» Exercise
Your task is to transcribe the data in full.
─── Available records
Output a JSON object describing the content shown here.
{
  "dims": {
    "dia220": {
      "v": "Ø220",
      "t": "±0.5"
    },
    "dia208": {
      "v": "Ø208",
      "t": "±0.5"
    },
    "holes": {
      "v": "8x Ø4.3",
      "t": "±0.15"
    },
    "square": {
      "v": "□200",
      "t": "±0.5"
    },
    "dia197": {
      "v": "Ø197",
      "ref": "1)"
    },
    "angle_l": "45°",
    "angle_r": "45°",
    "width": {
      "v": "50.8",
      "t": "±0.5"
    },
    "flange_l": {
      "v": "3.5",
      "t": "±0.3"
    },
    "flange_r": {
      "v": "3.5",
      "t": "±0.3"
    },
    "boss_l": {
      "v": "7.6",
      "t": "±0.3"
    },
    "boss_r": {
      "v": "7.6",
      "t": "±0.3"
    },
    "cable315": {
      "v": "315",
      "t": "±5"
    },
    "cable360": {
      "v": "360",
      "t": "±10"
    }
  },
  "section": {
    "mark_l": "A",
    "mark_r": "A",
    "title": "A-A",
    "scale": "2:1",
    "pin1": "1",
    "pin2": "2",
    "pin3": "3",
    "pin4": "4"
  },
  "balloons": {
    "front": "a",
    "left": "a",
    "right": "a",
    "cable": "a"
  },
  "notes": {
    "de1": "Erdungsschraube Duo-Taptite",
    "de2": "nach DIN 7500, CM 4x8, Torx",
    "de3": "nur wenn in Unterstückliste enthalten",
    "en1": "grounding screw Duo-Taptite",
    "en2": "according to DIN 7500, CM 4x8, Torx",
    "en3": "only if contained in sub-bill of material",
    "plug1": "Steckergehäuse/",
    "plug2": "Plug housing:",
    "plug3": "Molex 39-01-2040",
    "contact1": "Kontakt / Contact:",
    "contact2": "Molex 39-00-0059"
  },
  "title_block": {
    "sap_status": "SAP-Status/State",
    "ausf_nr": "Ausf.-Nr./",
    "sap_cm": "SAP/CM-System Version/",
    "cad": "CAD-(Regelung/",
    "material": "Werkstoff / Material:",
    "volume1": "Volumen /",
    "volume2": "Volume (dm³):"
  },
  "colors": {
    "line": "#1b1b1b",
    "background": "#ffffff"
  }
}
──────
» Reply
Output a JSON object describing the content shown here.
{
  "dims": {
    "dia220": {
      "v": "Ø220",
      "t": "±0.5"
    },
    "dia208": {
      "v": "Ø208",
      "t": "±0.5"
    },
    "holes": {
      "v": "8x Ø4.3",
      "t": "±0.15"
    },
    "square": {
      "v": "□200",
      "t": "±0.5"
    },
    "dia197": {
      "v": "Ø197",
      "ref": "1)"
    },
    "angle_l": "45°",
    "angle_r": "45°",
    "width": {
      "v": "50.8",
      "t": "±0.5"
    },
    "flange_l": {
      "v": "3.5",
      "t": "±0.3"
    },
    "flange_r": {
      "v": "3.5",
      "t": "±0.3"
    },
    "boss_l": {
      "v": "7.6",
      "t": "±0.3"
    },
    "boss_r": {
      "v": "7.6",
      "t": "±0.3"
    },
    "cable315": {
      "v": "315",
      "t": "±5"
    },
    "cable360": {
      "v": "360",
      "t": "±10"
    }
  },
  "section": {
    "mark_l": "A",
    "mark_r": "A",
    "title": "A-A",
    "scale": "2:1",
    "pin1": "1",
    "pin2": "2",
    "pin3": "3",
    "pin4": "4"
  },
  "balloons": {
    "front": "a",
    "left": "a",
    "right": "a",
    "cable": "a"
  },
  "notes": {
    "de1": "Erdungsschraube Duo-Taptite",
    "de2": "nach DIN 7500, CM 4x8, Torx",
    "de3": "nur wenn in Unterstückliste enthalten",
    "en1": "grounding screw Duo-Taptite",
    "en2": "according to DIN 7500, CM 4x8, Torx",
    "en3": "only if contained in sub-bill of material",
    "plug1": "Steckergehäuse/",
    "plug2": "Plug housing:",
    "plug3": "Molex 39-01-2040",
    "contact1": "Kontakt / Contact:",
    "contact2": "Molex 39-00-0059"
  },
  "title_block": {
    "sap_status": "SAP-Status/State",
    "ausf_nr": "Ausf.-Nr./",
    "sap_cm": "SAP/CM-System Version/",
    "cad": "CAD-(Regelung/",
    "material": "Werkstoff / Material:",
    "volume1": "Volumen /",
    "volume2": "Volume (dm³):"
  },
  "colors": {
    "line": "#1b1b1b",
    "background": "#ffffff"
  }
}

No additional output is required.